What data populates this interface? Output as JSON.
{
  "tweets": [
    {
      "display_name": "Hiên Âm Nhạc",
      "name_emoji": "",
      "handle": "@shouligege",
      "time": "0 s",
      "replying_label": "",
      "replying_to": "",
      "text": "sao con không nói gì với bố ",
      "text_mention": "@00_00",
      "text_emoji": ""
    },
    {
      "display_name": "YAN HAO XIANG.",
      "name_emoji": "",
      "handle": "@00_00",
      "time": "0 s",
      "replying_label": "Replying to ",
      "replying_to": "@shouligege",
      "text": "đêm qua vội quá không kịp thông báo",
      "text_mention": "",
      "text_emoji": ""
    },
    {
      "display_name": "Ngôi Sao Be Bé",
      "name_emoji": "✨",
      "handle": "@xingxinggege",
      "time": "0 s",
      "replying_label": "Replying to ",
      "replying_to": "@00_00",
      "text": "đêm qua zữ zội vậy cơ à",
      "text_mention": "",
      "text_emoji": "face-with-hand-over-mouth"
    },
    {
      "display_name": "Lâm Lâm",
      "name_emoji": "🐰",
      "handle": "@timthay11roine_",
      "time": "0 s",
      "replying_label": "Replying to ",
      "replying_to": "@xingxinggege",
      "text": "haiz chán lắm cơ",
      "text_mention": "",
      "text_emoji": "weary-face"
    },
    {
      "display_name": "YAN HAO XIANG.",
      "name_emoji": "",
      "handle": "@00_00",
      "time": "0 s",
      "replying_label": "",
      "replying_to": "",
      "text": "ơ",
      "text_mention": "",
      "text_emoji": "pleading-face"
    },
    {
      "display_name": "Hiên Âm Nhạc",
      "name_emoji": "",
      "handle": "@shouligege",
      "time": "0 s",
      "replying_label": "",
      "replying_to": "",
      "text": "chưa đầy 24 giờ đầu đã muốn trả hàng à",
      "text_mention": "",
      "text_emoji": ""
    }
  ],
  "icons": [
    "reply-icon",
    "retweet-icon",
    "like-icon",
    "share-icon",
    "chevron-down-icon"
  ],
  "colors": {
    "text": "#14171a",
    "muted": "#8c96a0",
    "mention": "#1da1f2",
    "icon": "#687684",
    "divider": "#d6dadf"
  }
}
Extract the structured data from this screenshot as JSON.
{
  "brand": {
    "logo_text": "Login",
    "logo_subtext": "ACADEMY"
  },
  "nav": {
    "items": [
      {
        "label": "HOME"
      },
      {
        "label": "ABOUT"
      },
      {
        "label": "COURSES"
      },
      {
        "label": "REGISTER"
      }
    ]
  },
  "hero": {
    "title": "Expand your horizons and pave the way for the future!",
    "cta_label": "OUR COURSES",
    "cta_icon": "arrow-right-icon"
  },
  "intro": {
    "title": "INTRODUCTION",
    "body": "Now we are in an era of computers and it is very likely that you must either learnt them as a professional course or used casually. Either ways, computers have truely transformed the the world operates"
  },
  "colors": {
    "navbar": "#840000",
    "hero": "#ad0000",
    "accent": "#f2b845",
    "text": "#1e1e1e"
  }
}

===

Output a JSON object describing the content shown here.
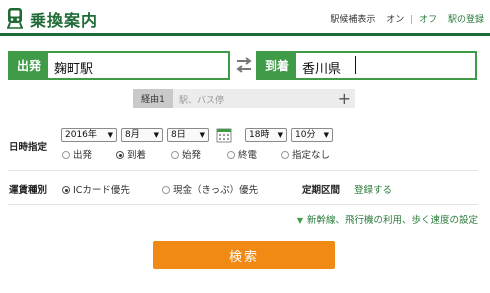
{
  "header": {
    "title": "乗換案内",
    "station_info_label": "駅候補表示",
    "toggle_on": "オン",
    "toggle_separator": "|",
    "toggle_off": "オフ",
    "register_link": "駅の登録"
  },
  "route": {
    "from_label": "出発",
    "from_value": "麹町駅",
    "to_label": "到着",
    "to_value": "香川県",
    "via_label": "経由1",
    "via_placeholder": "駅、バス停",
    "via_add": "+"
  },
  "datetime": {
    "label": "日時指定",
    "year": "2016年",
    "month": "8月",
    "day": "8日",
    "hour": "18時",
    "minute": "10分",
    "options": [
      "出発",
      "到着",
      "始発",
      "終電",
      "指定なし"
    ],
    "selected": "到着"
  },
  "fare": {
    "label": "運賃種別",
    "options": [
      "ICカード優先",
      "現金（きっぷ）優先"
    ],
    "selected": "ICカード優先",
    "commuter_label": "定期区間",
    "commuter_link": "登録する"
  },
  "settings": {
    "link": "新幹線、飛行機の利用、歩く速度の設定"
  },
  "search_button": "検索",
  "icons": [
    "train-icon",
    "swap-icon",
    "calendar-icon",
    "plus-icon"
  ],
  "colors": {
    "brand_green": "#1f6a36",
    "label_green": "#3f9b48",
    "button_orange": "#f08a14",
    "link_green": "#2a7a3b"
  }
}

===

Exercise goal: Each line in the listing above that contains "Output" should be copied.

Finished answer:
What data populates this interface? Output as JSON.
Output a JSON object describing the content shown here.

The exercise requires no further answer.